======== ROWS

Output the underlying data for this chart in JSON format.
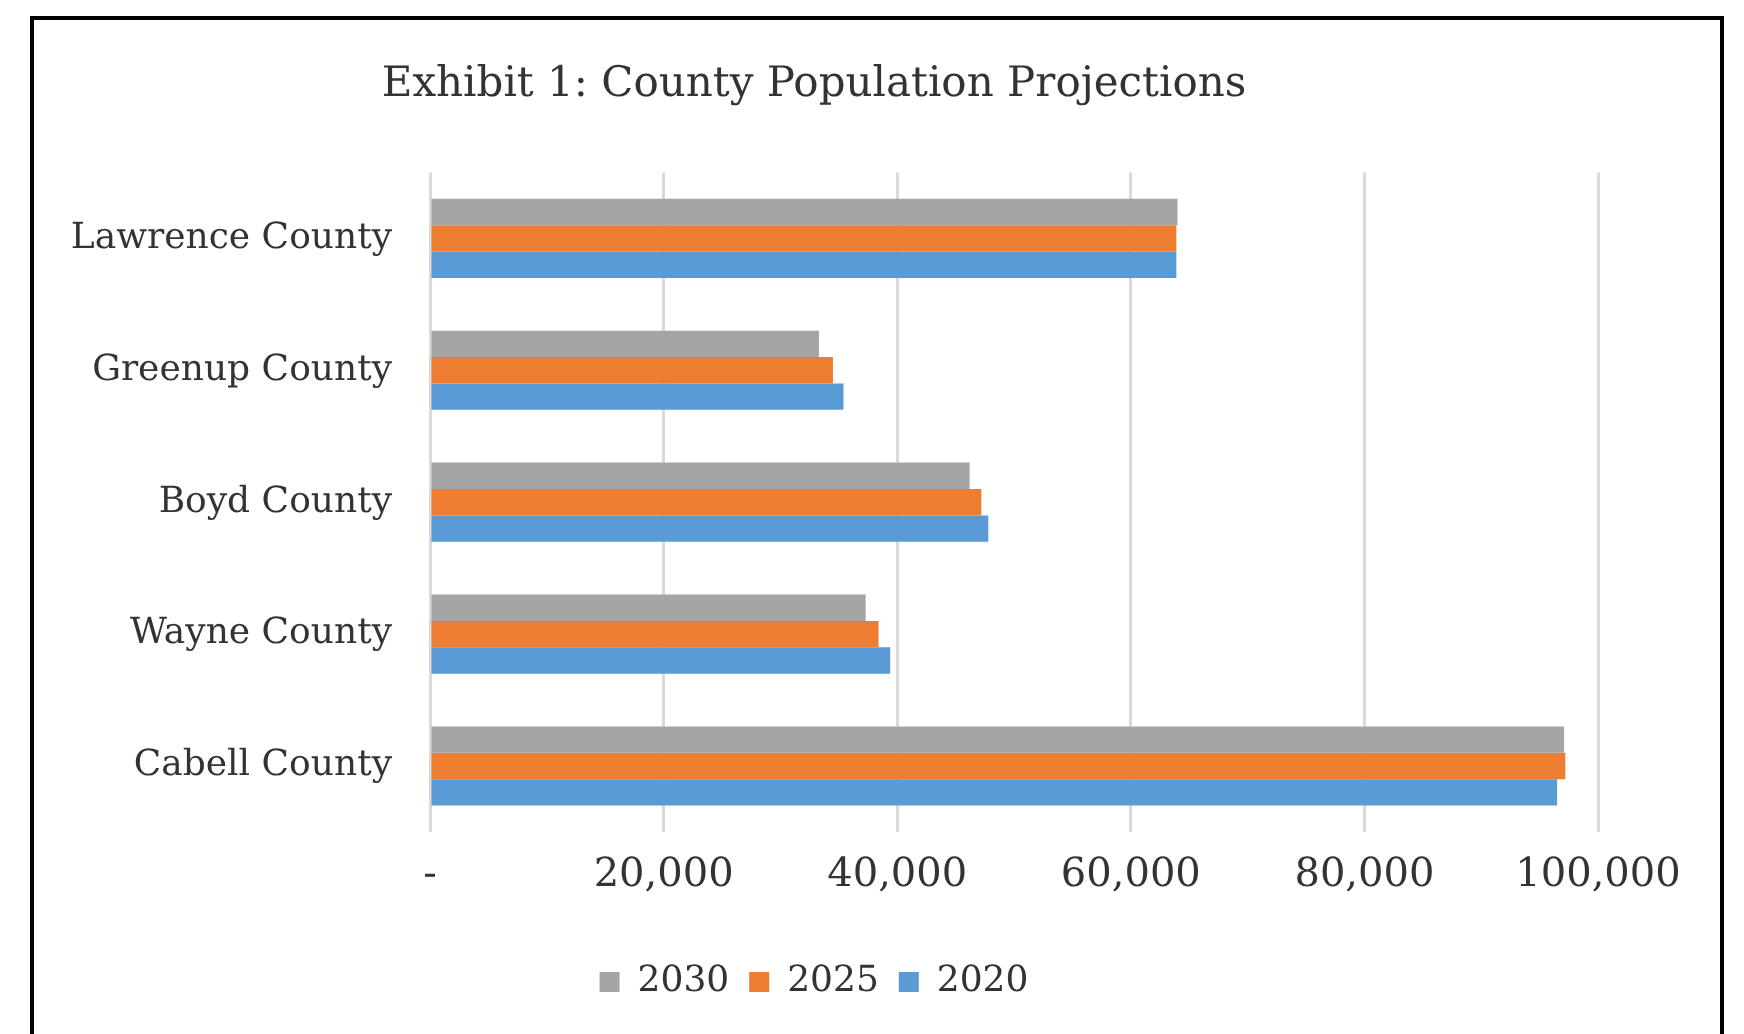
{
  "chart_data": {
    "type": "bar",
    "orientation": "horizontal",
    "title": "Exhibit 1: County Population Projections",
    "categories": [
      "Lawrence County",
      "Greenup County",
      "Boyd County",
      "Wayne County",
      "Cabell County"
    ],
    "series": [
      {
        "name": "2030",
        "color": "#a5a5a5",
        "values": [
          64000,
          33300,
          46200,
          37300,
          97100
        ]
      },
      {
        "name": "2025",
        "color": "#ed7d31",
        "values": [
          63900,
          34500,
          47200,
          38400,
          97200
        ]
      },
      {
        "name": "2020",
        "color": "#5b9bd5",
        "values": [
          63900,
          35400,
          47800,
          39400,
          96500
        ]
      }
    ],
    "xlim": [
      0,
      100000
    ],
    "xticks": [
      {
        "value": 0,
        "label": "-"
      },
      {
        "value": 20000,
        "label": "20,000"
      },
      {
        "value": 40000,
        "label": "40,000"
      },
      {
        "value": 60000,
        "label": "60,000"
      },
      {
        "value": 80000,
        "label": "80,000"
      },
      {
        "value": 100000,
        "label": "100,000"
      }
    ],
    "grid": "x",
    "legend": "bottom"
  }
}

================

• **INSTRUCTION**
Leave out the pictures and restate everything else word for word.

• **SOLUTION FOR THIS TASK**
Output the underlying data for this chart in JSON format.
{
  "chart_data": {
    "type": "bar",
    "orientation": "horizontal",
    "title": "Exhibit 1: County Population Projections",
    "categories": [
      "Lawrence County",
      "Greenup County",
      "Boyd County",
      "Wayne County",
      "Cabell County"
    ],
    "series": [
      {
        "name": "2030",
        "color": "#a5a5a5",
        "values": [
          64000,
          33300,
          46200,
          37300,
          97100
        ]
      },
      {
        "name": "2025",
        "color": "#ed7d31",
        "values": [
          63900,
          34500,
          47200,
          38400,
          97200
        ]
      },
      {
        "name": "2020",
        "color": "#5b9bd5",
        "values": [
          63900,
          35400,
          47800,
          39400,
          96500
        ]
      }
    ],
    "xlim": [
      0,
      100000
    ],
    "xticks": [
      {
        "value": 0,
        "label": "-"
      },
      {
        "value": 20000,
        "label": "20,000"
      },
      {
        "value": 40000,
        "label": "40,000"
      },
      {
        "value": 60000,
        "label": "60,000"
      },
      {
        "value": 80000,
        "label": "80,000"
      },
      {
        "value": 100000,
        "label": "100,000"
      }
    ],
    "grid": "x",
    "legend": "bottom"
  }
}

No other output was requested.